> [REQUIRED WORK] What is needed here is an exact copy of every entry.

Stored data

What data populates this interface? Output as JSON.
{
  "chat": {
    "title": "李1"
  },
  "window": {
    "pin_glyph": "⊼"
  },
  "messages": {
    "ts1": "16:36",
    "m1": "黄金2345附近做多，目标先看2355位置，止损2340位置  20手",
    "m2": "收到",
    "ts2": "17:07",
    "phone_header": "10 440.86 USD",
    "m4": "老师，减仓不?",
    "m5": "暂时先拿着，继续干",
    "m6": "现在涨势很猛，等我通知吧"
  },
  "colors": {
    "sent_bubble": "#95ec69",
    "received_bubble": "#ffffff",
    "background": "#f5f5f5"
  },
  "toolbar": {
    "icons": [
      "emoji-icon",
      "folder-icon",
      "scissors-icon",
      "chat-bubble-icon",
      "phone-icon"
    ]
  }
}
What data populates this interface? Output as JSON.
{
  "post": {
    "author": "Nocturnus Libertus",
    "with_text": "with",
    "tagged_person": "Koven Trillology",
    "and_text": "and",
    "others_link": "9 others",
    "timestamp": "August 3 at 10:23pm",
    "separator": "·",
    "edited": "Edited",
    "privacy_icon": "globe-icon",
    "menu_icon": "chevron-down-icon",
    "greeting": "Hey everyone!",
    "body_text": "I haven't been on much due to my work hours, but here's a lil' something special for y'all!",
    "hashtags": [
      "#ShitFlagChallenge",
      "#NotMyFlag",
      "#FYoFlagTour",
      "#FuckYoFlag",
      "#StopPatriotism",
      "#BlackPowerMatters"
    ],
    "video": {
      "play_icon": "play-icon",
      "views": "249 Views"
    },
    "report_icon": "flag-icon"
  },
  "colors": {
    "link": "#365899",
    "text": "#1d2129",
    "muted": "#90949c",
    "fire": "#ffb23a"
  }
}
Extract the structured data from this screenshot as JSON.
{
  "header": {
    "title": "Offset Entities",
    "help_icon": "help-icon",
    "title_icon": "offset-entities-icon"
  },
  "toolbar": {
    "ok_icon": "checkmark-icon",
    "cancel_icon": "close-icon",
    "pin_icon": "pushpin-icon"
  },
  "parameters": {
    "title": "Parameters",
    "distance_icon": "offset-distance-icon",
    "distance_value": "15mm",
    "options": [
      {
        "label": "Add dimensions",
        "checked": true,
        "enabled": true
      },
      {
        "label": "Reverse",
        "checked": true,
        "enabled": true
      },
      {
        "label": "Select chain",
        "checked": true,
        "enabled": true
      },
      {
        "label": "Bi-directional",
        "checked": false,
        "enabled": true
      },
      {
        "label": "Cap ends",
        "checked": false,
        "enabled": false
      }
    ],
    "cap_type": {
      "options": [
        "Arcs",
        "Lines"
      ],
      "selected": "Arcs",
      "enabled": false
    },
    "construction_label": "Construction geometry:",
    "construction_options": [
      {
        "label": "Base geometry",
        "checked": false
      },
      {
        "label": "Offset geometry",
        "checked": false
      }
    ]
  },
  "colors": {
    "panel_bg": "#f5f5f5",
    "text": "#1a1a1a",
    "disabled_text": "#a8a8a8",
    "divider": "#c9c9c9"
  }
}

> [REPLY TO THE EXERCISE]
What data populates this interface? Output as JSON.
{
  "chat": {
    "title": "李1"
  },
  "window": {
    "pin_glyph": "⊼"
  },
  "messages": {
    "ts1": "16:36",
    "m1": "黄金2345附近做多，目标先看2355位置，止损2340位置  20手",
    "m2": "收到",
    "ts2": "17:07",
    "phone_header": "10 440.86 USD",
    "m4": "老师，减仓不?",
    "m5": "暂时先拿着，继续干",
    "m6": "现在涨势很猛，等我通知吧"
  },
  "colors": {
    "sent_bubble": "#95ec69",
    "received_bubble": "#ffffff",
    "background": "#f5f5f5"
  },
  "toolbar": {
    "icons": [
      "emoji-icon",
      "folder-icon",
      "scissors-icon",
      "chat-bubble-icon",
      "phone-icon"
    ]
  }
}
What data populates this interface? Output as JSON.
{
  "post": {
    "author": "Nocturnus Libertus",
    "with_text": "with",
    "tagged_person": "Koven Trillology",
    "and_text": "and",
    "others_link": "9 others",
    "timestamp": "August 3 at 10:23pm",
    "separator": "·",
    "edited": "Edited",
    "privacy_icon": "globe-icon",
    "menu_icon": "chevron-down-icon",
    "greeting": "Hey everyone!",
    "body_text": "I haven't been on much due to my work hours, but here's a lil' something special for y'all!",
    "hashtags": [
      "#ShitFlagChallenge",
      "#NotMyFlag",
      "#FYoFlagTour",
      "#FuckYoFlag",
      "#StopPatriotism",
      "#BlackPowerMatters"
    ],
    "video": {
      "play_icon": "play-icon",
      "views": "249 Views"
    },
    "report_icon": "flag-icon"
  },
  "colors": {
    "link": "#365899",
    "text": "#1d2129",
    "muted": "#90949c",
    "fire": "#ffb23a"
  }
}
Extract the structured data from this screenshot as JSON.
{
  "header": {
    "title": "Offset Entities",
    "help_icon": "help-icon",
    "title_icon": "offset-entities-icon"
  },
  "toolbar": {
    "ok_icon": "checkmark-icon",
    "cancel_icon": "close-icon",
    "pin_icon": "pushpin-icon"
  },
  "parameters": {
    "title": "Parameters",
    "distance_icon": "offset-distance-icon",
    "distance_value": "15mm",
    "options": [
      {
        "label": "Add dimensions",
        "checked": true,
        "enabled": true
      },
      {
        "label": "Reverse",
        "checked": true,
        "enabled": true
      },
      {
        "label": "Select chain",
        "checked": true,
        "enabled": true
      },
      {
        "label": "Bi-directional",
        "checked": false,
        "enabled": true
      },
      {
        "label": "Cap ends",
        "checked": false,
        "enabled": false
      }
    ],
    "cap_type": {
      "options": [
        "Arcs",
        "Lines"
      ],
      "selected": "Arcs",
      "enabled": false
    },
    "construction_label": "Construction geometry:",
    "construction_options": [
      {
        "label": "Base geometry",
        "checked": false
      },
      {
        "label": "Offset geometry",
        "checked": false
      }
    ]
  },
  "colors": {
    "panel_bg": "#f5f5f5",
    "text": "#1a1a1a",
    "disabled_text": "#a8a8a8",
    "divider": "#c9c9c9"
  }
}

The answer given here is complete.